- Rows -
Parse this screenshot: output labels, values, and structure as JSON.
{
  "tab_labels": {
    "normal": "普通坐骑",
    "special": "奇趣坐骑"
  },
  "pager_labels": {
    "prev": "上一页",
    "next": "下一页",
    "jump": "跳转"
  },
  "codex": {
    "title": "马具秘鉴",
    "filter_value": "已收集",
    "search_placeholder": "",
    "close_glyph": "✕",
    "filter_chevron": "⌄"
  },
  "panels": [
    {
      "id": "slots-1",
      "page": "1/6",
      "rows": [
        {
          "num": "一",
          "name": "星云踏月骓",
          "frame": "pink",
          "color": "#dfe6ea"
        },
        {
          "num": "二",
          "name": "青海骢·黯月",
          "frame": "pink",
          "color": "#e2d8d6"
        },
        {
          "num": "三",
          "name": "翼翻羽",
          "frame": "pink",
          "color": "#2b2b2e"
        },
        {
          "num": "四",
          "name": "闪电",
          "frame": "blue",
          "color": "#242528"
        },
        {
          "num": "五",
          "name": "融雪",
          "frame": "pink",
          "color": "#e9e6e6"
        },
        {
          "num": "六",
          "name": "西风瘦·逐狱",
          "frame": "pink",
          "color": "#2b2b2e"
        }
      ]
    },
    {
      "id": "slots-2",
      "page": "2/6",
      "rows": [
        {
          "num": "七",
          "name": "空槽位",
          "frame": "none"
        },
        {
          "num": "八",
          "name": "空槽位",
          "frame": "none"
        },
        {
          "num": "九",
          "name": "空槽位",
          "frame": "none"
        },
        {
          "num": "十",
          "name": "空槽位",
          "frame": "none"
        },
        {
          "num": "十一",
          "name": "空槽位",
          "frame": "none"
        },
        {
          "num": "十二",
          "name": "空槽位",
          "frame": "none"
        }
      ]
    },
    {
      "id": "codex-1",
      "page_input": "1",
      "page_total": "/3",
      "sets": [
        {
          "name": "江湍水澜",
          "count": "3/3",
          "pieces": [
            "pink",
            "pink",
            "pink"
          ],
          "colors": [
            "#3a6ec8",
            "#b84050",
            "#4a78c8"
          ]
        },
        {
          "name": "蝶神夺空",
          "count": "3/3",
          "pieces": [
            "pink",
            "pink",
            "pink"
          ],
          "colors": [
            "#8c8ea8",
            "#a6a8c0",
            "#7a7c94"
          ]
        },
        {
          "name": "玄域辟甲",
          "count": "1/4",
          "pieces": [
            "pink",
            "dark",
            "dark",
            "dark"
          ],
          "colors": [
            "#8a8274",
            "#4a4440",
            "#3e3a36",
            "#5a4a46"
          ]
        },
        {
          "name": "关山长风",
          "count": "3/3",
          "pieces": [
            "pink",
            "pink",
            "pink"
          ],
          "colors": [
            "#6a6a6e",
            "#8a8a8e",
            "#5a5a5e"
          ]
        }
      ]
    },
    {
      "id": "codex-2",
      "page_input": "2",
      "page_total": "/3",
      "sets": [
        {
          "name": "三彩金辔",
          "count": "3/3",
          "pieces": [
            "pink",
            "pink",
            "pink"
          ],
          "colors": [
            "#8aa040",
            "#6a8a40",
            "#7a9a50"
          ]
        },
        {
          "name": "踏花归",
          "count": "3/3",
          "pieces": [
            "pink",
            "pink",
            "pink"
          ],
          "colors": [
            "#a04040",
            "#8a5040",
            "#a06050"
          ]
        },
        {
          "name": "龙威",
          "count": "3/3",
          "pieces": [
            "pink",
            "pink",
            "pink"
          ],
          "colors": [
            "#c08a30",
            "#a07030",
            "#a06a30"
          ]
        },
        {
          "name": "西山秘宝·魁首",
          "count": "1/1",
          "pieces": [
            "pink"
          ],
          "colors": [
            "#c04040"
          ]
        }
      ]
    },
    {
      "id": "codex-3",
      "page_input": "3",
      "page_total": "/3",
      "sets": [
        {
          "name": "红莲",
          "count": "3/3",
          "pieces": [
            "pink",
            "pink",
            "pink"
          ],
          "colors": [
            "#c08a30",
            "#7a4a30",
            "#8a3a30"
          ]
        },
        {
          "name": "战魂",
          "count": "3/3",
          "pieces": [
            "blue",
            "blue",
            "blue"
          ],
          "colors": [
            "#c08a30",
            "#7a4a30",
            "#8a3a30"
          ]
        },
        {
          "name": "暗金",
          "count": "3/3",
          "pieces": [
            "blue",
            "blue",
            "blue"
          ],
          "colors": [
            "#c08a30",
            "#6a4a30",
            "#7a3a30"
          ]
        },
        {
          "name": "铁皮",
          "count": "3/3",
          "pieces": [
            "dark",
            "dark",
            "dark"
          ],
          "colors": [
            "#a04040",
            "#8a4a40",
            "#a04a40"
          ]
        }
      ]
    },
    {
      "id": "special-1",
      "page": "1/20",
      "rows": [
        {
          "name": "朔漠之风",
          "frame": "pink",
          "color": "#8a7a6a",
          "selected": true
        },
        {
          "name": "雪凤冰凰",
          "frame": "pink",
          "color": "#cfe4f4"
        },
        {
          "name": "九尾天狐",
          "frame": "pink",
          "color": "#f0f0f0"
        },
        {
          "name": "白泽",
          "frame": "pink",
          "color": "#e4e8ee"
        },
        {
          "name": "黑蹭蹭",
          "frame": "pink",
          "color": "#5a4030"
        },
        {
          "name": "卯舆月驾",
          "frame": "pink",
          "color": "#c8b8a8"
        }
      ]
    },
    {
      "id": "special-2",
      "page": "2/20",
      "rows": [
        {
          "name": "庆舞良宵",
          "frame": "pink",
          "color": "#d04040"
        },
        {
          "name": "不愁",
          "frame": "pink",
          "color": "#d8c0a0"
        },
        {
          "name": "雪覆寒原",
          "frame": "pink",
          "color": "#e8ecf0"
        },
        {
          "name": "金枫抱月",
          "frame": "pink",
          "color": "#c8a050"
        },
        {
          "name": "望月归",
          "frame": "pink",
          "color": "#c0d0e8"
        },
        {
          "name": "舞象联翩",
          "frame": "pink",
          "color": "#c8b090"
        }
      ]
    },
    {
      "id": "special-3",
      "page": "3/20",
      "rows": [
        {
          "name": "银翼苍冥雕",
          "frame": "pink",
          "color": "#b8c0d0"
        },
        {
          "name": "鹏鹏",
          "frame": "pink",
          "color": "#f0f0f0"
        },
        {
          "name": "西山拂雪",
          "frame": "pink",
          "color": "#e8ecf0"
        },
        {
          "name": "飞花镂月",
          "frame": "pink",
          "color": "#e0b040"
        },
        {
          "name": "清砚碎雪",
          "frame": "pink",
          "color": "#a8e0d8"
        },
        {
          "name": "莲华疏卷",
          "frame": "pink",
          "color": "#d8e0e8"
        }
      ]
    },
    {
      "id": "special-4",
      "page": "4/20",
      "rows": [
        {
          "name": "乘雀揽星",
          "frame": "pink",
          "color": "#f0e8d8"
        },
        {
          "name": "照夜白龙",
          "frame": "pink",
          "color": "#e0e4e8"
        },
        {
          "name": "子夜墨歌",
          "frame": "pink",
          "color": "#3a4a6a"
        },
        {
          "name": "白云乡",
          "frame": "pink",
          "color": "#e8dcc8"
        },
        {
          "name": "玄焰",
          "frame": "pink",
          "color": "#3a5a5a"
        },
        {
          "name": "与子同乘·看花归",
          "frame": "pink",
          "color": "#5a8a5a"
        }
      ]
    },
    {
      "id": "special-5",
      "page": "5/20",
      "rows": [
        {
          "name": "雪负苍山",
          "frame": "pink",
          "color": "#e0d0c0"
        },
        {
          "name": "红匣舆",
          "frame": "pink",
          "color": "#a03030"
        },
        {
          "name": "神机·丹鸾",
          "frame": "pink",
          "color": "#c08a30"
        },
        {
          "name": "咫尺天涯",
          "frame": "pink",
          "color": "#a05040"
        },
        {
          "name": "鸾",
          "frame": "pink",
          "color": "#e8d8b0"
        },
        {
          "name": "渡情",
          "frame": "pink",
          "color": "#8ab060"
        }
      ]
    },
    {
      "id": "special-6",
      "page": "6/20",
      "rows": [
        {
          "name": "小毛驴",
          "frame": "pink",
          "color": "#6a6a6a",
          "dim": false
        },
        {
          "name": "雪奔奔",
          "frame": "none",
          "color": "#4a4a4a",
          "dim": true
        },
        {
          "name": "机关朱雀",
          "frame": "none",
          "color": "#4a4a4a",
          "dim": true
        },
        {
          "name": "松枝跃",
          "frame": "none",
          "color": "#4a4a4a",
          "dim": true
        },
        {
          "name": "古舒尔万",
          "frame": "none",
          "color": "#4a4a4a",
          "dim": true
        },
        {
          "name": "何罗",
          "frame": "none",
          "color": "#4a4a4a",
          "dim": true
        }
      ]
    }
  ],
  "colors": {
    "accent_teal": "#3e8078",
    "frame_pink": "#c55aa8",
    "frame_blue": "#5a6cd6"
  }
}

* * *

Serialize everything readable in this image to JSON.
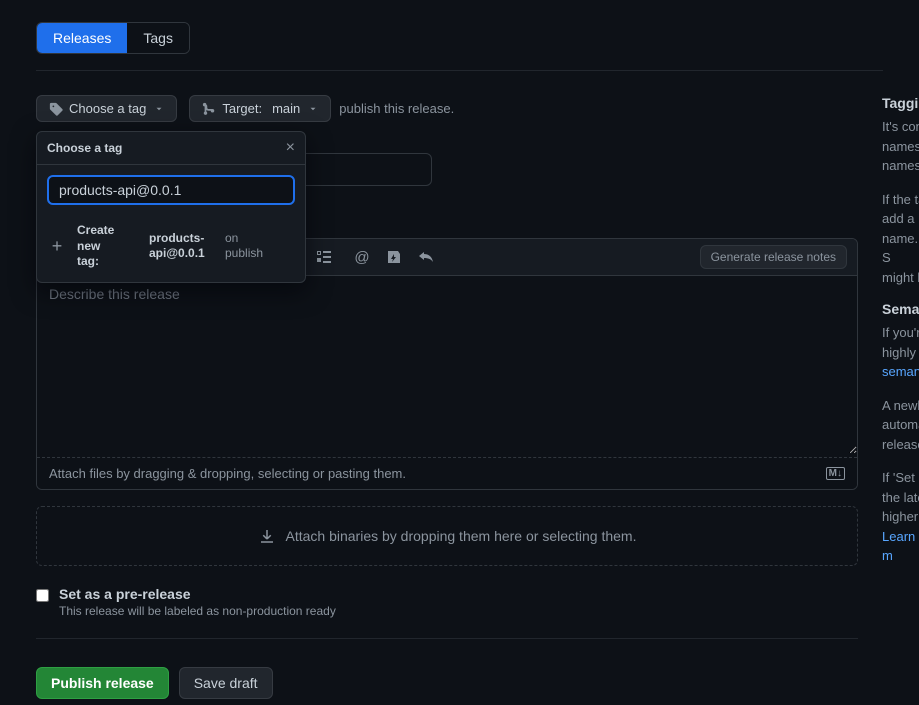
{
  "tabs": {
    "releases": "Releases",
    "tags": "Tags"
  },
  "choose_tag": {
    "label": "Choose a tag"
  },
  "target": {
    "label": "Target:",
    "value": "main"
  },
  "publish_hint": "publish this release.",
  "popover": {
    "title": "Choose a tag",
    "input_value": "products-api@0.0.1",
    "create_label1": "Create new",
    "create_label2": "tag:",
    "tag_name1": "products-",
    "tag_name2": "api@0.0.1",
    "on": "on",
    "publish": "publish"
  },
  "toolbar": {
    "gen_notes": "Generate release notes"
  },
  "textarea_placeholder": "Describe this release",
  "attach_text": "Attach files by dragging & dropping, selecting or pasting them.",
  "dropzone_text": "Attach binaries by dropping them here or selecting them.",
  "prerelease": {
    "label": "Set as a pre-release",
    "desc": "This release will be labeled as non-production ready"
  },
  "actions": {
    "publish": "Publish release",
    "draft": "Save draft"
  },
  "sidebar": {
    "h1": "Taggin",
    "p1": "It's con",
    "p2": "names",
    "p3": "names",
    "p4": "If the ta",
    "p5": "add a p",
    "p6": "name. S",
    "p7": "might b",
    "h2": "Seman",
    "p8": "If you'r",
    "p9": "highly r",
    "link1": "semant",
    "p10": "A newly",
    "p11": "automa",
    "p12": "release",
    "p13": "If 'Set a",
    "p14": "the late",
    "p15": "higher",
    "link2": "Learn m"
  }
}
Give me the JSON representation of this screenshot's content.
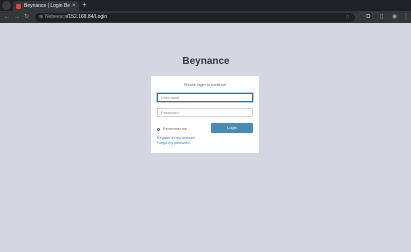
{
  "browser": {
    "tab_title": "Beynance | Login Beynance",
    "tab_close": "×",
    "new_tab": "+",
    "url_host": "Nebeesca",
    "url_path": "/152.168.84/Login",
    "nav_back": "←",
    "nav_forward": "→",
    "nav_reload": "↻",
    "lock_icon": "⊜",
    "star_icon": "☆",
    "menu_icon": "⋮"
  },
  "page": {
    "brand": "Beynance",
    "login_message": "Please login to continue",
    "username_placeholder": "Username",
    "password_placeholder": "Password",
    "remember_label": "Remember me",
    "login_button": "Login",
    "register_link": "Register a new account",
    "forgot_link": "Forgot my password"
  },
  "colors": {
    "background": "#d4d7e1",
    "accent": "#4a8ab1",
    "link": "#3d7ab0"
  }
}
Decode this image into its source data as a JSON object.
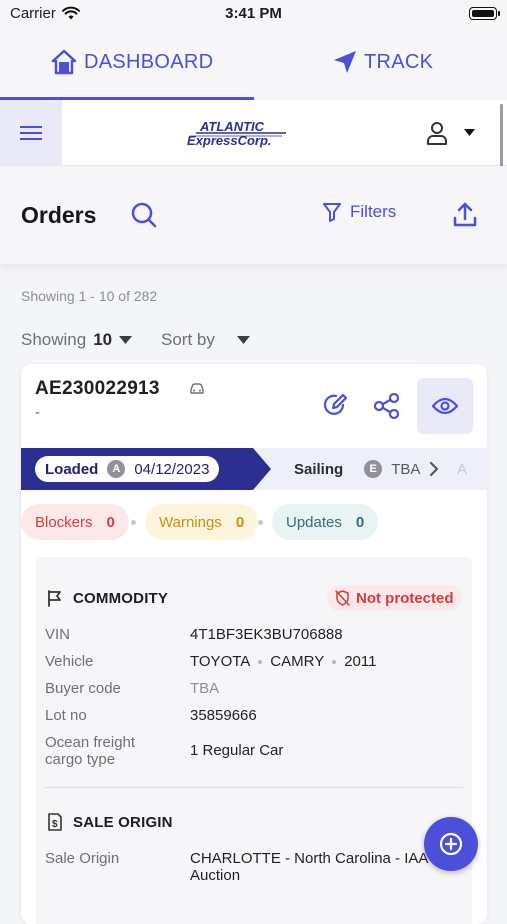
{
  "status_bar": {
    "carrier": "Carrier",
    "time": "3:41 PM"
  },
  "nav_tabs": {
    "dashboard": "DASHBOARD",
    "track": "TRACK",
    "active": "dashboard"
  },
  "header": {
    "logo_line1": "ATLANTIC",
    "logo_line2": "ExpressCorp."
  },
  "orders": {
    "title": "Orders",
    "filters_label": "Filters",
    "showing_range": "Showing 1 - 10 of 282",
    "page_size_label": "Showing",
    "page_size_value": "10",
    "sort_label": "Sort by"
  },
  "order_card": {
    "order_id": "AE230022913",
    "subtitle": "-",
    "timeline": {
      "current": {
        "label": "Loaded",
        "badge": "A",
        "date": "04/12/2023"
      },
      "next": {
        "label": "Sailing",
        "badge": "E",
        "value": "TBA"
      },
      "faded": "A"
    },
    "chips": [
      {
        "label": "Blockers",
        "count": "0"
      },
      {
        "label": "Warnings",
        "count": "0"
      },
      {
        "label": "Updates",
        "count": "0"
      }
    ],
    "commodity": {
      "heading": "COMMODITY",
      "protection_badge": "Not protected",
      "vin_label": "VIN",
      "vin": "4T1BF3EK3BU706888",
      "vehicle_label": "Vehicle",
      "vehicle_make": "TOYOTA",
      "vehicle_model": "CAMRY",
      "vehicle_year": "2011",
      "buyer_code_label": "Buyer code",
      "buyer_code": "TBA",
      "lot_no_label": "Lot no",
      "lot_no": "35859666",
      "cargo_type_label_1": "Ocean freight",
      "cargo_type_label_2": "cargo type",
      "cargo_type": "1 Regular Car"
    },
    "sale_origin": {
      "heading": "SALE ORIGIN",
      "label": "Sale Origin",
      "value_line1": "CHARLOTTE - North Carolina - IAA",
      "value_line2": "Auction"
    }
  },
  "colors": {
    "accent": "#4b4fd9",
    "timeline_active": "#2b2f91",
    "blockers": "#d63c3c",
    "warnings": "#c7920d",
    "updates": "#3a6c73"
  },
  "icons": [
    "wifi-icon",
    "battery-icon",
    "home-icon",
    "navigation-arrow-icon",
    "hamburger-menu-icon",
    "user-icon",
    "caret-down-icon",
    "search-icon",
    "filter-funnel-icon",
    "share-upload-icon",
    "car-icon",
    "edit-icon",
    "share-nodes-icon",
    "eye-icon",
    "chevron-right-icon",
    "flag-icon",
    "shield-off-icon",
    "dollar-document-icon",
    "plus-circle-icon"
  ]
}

- Instructions to follow -
Only the number is wanted: how many lines in the entries above contain the word "JSON"?

- Response to the exercise -
4